[Dataset items]
[Begin]
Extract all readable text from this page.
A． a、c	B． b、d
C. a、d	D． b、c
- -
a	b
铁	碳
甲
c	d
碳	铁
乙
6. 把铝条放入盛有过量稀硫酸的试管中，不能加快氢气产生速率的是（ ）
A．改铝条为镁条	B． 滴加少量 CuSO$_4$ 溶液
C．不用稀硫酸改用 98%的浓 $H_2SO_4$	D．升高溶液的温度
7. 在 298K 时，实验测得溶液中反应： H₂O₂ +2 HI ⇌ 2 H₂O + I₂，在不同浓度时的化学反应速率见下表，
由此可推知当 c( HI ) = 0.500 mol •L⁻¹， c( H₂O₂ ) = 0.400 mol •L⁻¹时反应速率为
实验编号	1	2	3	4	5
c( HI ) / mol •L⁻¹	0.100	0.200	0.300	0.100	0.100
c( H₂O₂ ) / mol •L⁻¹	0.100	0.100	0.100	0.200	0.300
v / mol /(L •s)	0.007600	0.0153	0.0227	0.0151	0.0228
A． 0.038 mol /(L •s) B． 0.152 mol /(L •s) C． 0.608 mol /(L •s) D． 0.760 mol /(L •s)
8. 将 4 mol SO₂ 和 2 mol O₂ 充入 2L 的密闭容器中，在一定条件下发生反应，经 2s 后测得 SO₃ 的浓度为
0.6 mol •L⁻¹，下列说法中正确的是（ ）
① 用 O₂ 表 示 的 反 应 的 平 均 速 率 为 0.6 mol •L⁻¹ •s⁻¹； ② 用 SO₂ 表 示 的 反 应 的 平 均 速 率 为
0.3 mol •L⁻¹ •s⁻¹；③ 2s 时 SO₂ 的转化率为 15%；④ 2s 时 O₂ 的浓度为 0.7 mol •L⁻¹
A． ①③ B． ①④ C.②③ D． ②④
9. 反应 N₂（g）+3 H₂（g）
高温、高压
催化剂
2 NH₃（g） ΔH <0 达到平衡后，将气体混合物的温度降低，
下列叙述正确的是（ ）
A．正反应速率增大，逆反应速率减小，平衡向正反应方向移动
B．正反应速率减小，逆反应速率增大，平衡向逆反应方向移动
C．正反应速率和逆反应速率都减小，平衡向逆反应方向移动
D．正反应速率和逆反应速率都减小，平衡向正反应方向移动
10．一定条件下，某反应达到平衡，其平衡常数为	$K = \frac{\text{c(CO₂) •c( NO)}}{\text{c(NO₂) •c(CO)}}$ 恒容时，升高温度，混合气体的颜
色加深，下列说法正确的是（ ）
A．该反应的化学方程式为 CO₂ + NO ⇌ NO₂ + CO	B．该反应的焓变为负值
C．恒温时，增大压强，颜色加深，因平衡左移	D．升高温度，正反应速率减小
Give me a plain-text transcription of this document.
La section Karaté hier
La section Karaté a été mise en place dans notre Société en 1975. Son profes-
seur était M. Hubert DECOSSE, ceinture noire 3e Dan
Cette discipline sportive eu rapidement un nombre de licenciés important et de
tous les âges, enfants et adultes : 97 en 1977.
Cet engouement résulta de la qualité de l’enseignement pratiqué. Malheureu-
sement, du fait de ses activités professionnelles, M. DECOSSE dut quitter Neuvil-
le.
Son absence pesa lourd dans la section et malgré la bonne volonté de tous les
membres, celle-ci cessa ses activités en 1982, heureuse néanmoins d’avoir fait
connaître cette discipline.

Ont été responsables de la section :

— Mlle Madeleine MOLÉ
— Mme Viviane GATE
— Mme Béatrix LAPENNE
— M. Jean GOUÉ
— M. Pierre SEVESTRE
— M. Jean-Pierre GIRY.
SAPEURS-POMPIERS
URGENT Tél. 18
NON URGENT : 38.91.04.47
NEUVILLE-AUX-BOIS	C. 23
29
[End]
#### TO BE DONE:
Extract all of the data exactly as written.

#### WRITTEN REPLY:
Extract all readable text from this page.
A． a、c	B． b、d
C. a、d	D． b、c
- -
a	b
铁	碳
甲
c	d
碳	铁
乙
6. 把铝条放入盛有过量稀硫酸的试管中，不能加快氢气产生速率的是（ ）
A．改铝条为镁条	B． 滴加少量 CuSO$_4$ 溶液
C．不用稀硫酸改用 98%的浓 $H_2SO_4$	D．升高溶液的温度
7. 在 298K 时，实验测得溶液中反应： H₂O₂ +2 HI ⇌ 2 H₂O + I₂，在不同浓度时的化学反应速率见下表，
由此可推知当 c( HI ) = 0.500 mol •L⁻¹， c( H₂O₂ ) = 0.400 mol •L⁻¹时反应速率为
实验编号	1	2	3	4	5
c( HI ) / mol •L⁻¹	0.100	0.200	0.300	0.100	0.100
c( H₂O₂ ) / mol •L⁻¹	0.100	0.100	0.100	0.200	0.300
v / mol /(L •s)	0.007600	0.0153	0.0227	0.0151	0.0228
A． 0.038 mol /(L •s) B． 0.152 mol /(L •s) C． 0.608 mol /(L •s) D． 0.760 mol /(L •s)
8. 将 4 mol SO₂ 和 2 mol O₂ 充入 2L 的密闭容器中，在一定条件下发生反应，经 2s 后测得 SO₃ 的浓度为
0.6 mol •L⁻¹，下列说法中正确的是（ ）
① 用 O₂ 表 示 的 反 应 的 平 均 速 率 为 0.6 mol •L⁻¹ •s⁻¹； ② 用 SO₂ 表 示 的 反 应 的 平 均 速 率 为
0.3 mol •L⁻¹ •s⁻¹；③ 2s 时 SO₂ 的转化率为 15%；④ 2s 时 O₂ 的浓度为 0.7 mol •L⁻¹
A． ①③ B． ①④ C.②③ D． ②④
9. 反应 N₂（g）+3 H₂（g）
高温、高压
催化剂
2 NH₃（g） ΔH <0 达到平衡后，将气体混合物的温度降低，
下列叙述正确的是（ ）
A．正反应速率增大，逆反应速率减小，平衡向正反应方向移动
B．正反应速率减小，逆反应速率增大，平衡向逆反应方向移动
C．正反应速率和逆反应速率都减小，平衡向逆反应方向移动
D．正反应速率和逆反应速率都减小，平衡向正反应方向移动
10．一定条件下，某反应达到平衡，其平衡常数为	$K = \frac{\text{c(CO₂) •c( NO)}}{\text{c(NO₂) •c(CO)}}$ 恒容时，升高温度，混合气体的颜
色加深，下列说法正确的是（ ）
A．该反应的化学方程式为 CO₂ + NO ⇌ NO₂ + CO	B．该反应的焓变为负值
C．恒温时，增大压强，颜色加深，因平衡左移	D．升高温度，正反应速率减小
Give me a plain-text transcription of this document.
La section Karaté hier
La section Karaté a été mise en place dans notre Société en 1975. Son profes-
seur était M. Hubert DECOSSE, ceinture noire 3e Dan
Cette discipline sportive eu rapidement un nombre de licenciés important et de
tous les âges, enfants et adultes : 97 en 1977.
Cet engouement résulta de la qualité de l’enseignement pratiqué. Malheureu-
sement, du fait de ses activités professionnelles, M. DECOSSE dut quitter Neuvil-
le.
Son absence pesa lourd dans la section et malgré la bonne volonté de tous les
membres, celle-ci cessa ses activités en 1982, heureuse néanmoins d’avoir fait
connaître cette discipline.

Ont été responsables de la section :

— Mlle Madeleine MOLÉ
— Mme Viviane GATE
— Mme Béatrix LAPENNE
— M. Jean GOUÉ
— M. Pierre SEVESTRE
— M. Jean-Pierre GIRY.
SAPEURS-POMPIERS
URGENT Tél. 18
NON URGENT : 38.91.04.47
NEUVILLE-AUX-BOIS	C. 23
29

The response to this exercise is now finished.